» **Exercise goal**
Check each line for the string "label", then give only how many lines have it.

***** Data supplied

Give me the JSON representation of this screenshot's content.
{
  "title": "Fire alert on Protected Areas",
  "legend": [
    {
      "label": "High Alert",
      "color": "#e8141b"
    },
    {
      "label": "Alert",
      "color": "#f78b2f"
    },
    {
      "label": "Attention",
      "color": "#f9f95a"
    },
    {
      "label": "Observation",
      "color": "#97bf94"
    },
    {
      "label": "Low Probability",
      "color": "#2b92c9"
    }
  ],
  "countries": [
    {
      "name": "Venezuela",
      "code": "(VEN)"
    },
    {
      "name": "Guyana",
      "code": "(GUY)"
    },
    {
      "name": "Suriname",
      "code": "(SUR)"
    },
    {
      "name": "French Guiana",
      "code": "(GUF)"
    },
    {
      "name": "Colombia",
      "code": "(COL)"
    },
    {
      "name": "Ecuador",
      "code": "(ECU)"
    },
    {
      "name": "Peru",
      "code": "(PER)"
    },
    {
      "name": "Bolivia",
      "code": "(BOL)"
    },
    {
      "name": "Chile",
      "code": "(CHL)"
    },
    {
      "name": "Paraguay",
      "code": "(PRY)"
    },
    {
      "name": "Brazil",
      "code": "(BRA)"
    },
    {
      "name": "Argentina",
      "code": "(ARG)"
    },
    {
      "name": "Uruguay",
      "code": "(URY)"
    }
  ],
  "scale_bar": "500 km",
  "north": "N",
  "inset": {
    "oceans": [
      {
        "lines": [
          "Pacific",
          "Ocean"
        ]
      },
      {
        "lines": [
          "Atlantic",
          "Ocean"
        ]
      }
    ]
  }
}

**********

» **Expected answer**
5